Task objective :: State how many lines in the rows below contain the string "zealand", treating uppercase and lowercase as distinct. Reply with the number alone.

-- Start Input records --

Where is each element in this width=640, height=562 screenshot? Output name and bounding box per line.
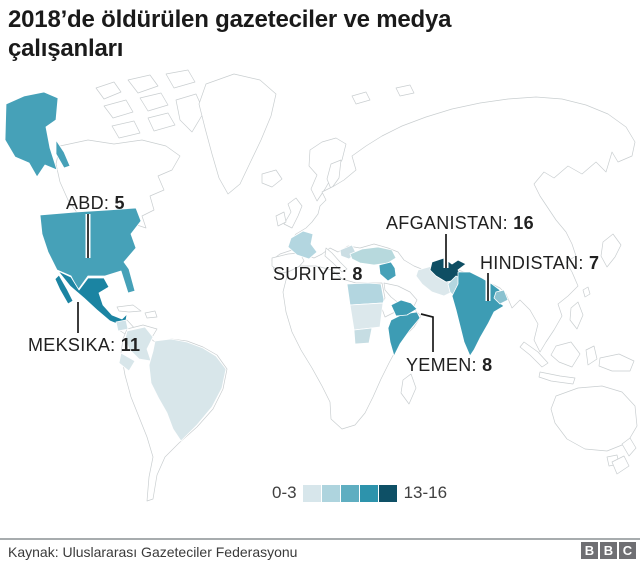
arctic-island bbox=[111, 120, 141, 139]
label-hindistan: HINDISTAN: 7 bbox=[480, 253, 599, 274]
source-text: Kaynak: Uluslararası Gazeteciler Federas… bbox=[8, 544, 298, 560]
arctic-island bbox=[395, 84, 415, 97]
label-meksika-value: 11 bbox=[120, 335, 141, 355]
legend-swatch-5 bbox=[378, 484, 397, 502]
country-taiwan bbox=[582, 286, 591, 298]
sulawesi bbox=[585, 345, 598, 366]
country-australia bbox=[550, 385, 638, 452]
country-ecuador bbox=[118, 352, 136, 372]
eurasia-mainland bbox=[271, 96, 636, 353]
country-guatemala bbox=[115, 319, 129, 332]
country-italy bbox=[324, 247, 348, 273]
sumatra bbox=[519, 341, 549, 368]
label-hindistan-name: HINDISTAN: bbox=[480, 253, 589, 273]
country-japan bbox=[600, 233, 622, 268]
label-yemen-value: 8 bbox=[482, 355, 493, 375]
label-meksika-name: MEKSIKA: bbox=[28, 335, 121, 355]
country-finland bbox=[326, 159, 342, 190]
country-syria bbox=[378, 261, 397, 282]
country-uk bbox=[283, 197, 303, 229]
new-zealand-north bbox=[621, 437, 637, 457]
svalbard bbox=[351, 91, 371, 105]
page-title: 2018’de öldürülen gazeteciler ve medya ç… bbox=[8, 6, 628, 64]
label-yemen-name: YEMEN: bbox=[406, 355, 483, 375]
arctic-island bbox=[95, 81, 122, 100]
label-suriye-name: SURIYE: bbox=[273, 264, 353, 284]
legend-swatch-1 bbox=[302, 484, 321, 502]
country-greenland bbox=[198, 73, 277, 195]
label-afganistan: AFGANISTAN: 16 bbox=[386, 213, 534, 234]
bbc-logo-letter: B bbox=[581, 542, 598, 559]
footer-divider bbox=[0, 538, 640, 540]
label-abd-name: ABD: bbox=[66, 193, 115, 213]
label-meksika: MEKSIKA: 11 bbox=[28, 335, 140, 356]
arctic-island-baffin bbox=[175, 93, 205, 133]
arctic-island bbox=[165, 69, 196, 89]
bbc-logo: B B C bbox=[579, 542, 636, 559]
country-ireland bbox=[275, 211, 287, 227]
country-alaska-panhandle bbox=[55, 139, 71, 169]
country-sudan bbox=[349, 302, 384, 331]
java bbox=[538, 371, 576, 385]
page-title-line2: çalışanları bbox=[8, 34, 124, 62]
leader-line-yemen bbox=[420, 313, 434, 352]
new-guinea bbox=[598, 353, 635, 372]
label-hindistan-value: 7 bbox=[588, 253, 600, 273]
legend-max-label: 13-16 bbox=[403, 483, 448, 502]
legend: 0-3 13-16 bbox=[272, 483, 447, 503]
country-mexico bbox=[57, 270, 128, 328]
hispaniola bbox=[144, 310, 158, 319]
country-yemen bbox=[390, 299, 418, 317]
arctic-island bbox=[139, 92, 169, 112]
label-abd-value: 5 bbox=[114, 193, 125, 213]
borneo bbox=[550, 341, 581, 368]
legend-min-label: 0-3 bbox=[272, 483, 297, 502]
bbc-logo-letter: C bbox=[619, 542, 636, 559]
country-canada bbox=[55, 139, 181, 229]
label-afganistan-value: 16 bbox=[513, 213, 534, 233]
country-mexico-baja bbox=[54, 274, 74, 305]
country-egypt bbox=[346, 282, 385, 306]
country-south-sudan bbox=[353, 327, 373, 345]
legend-swatch-3 bbox=[340, 484, 359, 502]
country-bangladesh bbox=[493, 289, 509, 305]
arctic-island bbox=[103, 99, 134, 119]
label-suriye-value: 8 bbox=[352, 264, 363, 284]
country-philippines bbox=[569, 301, 584, 330]
label-yemen: YEMEN: 8 bbox=[406, 355, 492, 376]
legend-swatch-2 bbox=[321, 484, 340, 502]
label-afganistan-name: AFGANISTAN: bbox=[386, 213, 514, 233]
country-brazil bbox=[148, 338, 227, 442]
country-alaska bbox=[4, 91, 59, 178]
new-zealand-south bbox=[611, 455, 630, 475]
arctic-island bbox=[147, 112, 176, 132]
country-iceland bbox=[261, 169, 283, 188]
page-title-line1: 2018’de öldürülen gazeteciler ve medya bbox=[8, 6, 452, 33]
country-cuba bbox=[116, 304, 142, 313]
legend-swatches bbox=[302, 484, 398, 502]
legend-swatch-4 bbox=[359, 484, 378, 502]
label-suriye: SURIYE: 8 bbox=[273, 264, 363, 285]
bbc-logo-letter: B bbox=[600, 542, 617, 559]
country-france bbox=[287, 230, 318, 260]
country-turkey bbox=[349, 246, 397, 266]
arctic-island bbox=[127, 74, 159, 94]
label-abd: ABD: 5 bbox=[66, 193, 125, 214]
country-madagascar bbox=[400, 373, 417, 405]
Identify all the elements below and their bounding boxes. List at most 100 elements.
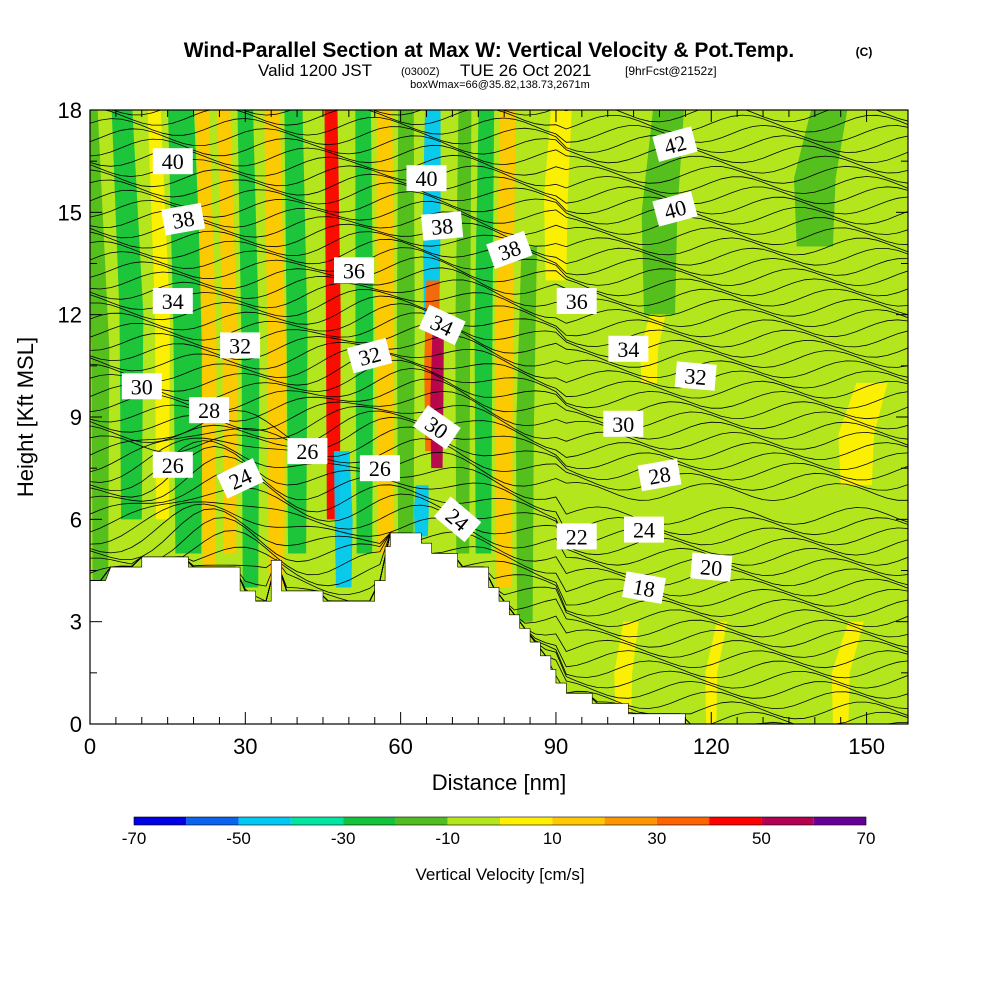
velocity-cell (793, 110, 848, 247)
theta-contour-line (90, 390, 908, 440)
theta-label: 38 (421, 211, 464, 241)
theta-label-box (690, 552, 733, 582)
x-tick-label: 0 (84, 734, 96, 759)
theta-label-text: 32 (684, 363, 708, 390)
theta-label-box (418, 304, 466, 346)
colorbar-tick-label: 50 (752, 829, 771, 848)
theta-label-box (652, 126, 698, 162)
x-tick-label: 30 (233, 734, 257, 759)
theta-label: 26 (152, 451, 193, 478)
theta-contour-line (90, 437, 908, 491)
colorbar-swatch (813, 817, 866, 825)
theta-label-box (652, 191, 698, 227)
colorbar-tick-label: -10 (435, 829, 460, 848)
theta-contour-line (90, 532, 908, 617)
theta-contour-line (90, 440, 908, 502)
theta-label-box (152, 451, 193, 478)
theta-label-box (334, 257, 374, 284)
colorbar-tick-label: 10 (543, 829, 562, 848)
velocity-cell (495, 110, 516, 588)
theta-label-box (220, 332, 261, 359)
colorbar-tick-label: -30 (331, 829, 356, 848)
theta-label: 40 (652, 191, 698, 227)
theta-contour-line (90, 279, 908, 317)
theta-label-text: 22 (566, 524, 588, 549)
velocity-cell (396, 110, 415, 537)
theta-contour-line (90, 501, 908, 566)
theta-label-box (152, 288, 193, 314)
chart-title: Wind-Parallel Section at Max W: Vertical… (184, 39, 795, 62)
theta-contour-line (90, 222, 908, 256)
y-tick-label: 18 (58, 98, 82, 123)
theta-label-text: 26 (162, 453, 184, 478)
theta-contour-line (90, 267, 908, 307)
theta-contour-line (90, 200, 908, 235)
velocity-cell (355, 110, 374, 554)
theta-label-box (622, 571, 666, 604)
velocity-cell (705, 621, 728, 724)
theta-label-text: 28 (198, 398, 220, 423)
colorbar-swatch (761, 817, 814, 825)
velocity-cell (831, 621, 864, 724)
theta-contour-line (90, 116, 908, 143)
theta-label-text: 32 (229, 333, 251, 358)
velocity-cell (413, 485, 429, 537)
velocity-cell (474, 110, 495, 554)
theta-label-box (406, 165, 447, 192)
theta-label: 18 (622, 571, 666, 604)
theta-contour-line (90, 191, 908, 225)
theta-contour-line (90, 289, 908, 328)
colorbar-swatch (395, 817, 448, 825)
theta-label: 28 (189, 397, 230, 424)
theta-contour-line (90, 295, 908, 338)
x-tick-label: 150 (848, 734, 885, 759)
theta-label: 26 (359, 455, 400, 482)
colorbar-swatch (134, 817, 187, 825)
colorbar-tick-label: -50 (226, 829, 251, 848)
theta-label-text: 26 (369, 456, 391, 481)
y-tick-label: 3 (70, 610, 82, 635)
theta-label-box (556, 523, 597, 550)
colorbar-tick-label: 70 (857, 829, 876, 848)
theta-contour-line (90, 359, 908, 409)
theta-label-text: 38 (170, 205, 196, 233)
theta-label-box (346, 337, 393, 374)
terrain-mask (90, 532, 908, 724)
theta-label-box (486, 230, 533, 269)
theta-contour-line (90, 182, 908, 215)
colorbar-swatch (343, 817, 396, 825)
theta-contour-line (90, 517, 908, 597)
theta-label-text: 40 (162, 149, 184, 174)
theta-label-box (421, 211, 464, 241)
copyright-mark: (C) (856, 45, 873, 59)
theta-label-text: 18 (631, 574, 657, 602)
x-tick-label: 90 (544, 734, 568, 759)
velocity-cell (376, 110, 395, 554)
theta-contour-line (90, 508, 908, 587)
theta-label: 36 (556, 288, 597, 314)
x-axis: 0 30 60 90 120 150 (84, 110, 885, 759)
velocity-cell (430, 331, 444, 469)
theta-label-box (359, 455, 400, 482)
theta-contour-line (90, 173, 908, 205)
theta-label: 34 (608, 335, 649, 362)
y-tick-label: 9 (70, 405, 82, 430)
theta-label-box (603, 410, 644, 437)
y-axis-label: Height [Kft MSL] (13, 337, 38, 497)
velocity-cell (264, 110, 286, 588)
theta-label: 24 (624, 516, 664, 543)
theta-contour-line (90, 256, 908, 297)
theta-label: 28 (637, 458, 682, 492)
theta-label-text: 36 (566, 289, 588, 314)
velocity-cell (333, 451, 353, 588)
y-tick-label: 6 (70, 507, 82, 532)
theta-contour-line (90, 135, 908, 164)
valid-time: Valid 1200 JST (258, 61, 372, 80)
theta-label: 22 (556, 523, 597, 550)
theta-label-box (189, 397, 230, 424)
theta-contour-line (90, 347, 908, 389)
theta-label: 26 (287, 438, 328, 465)
theta-label-text: 26 (296, 439, 318, 464)
theta-label-box (216, 458, 264, 499)
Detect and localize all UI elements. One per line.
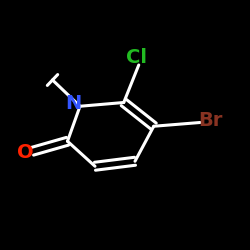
- Text: O: O: [17, 143, 33, 162]
- Text: Cl: Cl: [126, 48, 147, 67]
- Text: Br: Br: [198, 110, 222, 130]
- Text: N: N: [66, 94, 82, 113]
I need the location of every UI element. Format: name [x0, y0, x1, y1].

-- End Input records --

Answer to the exercise :: 2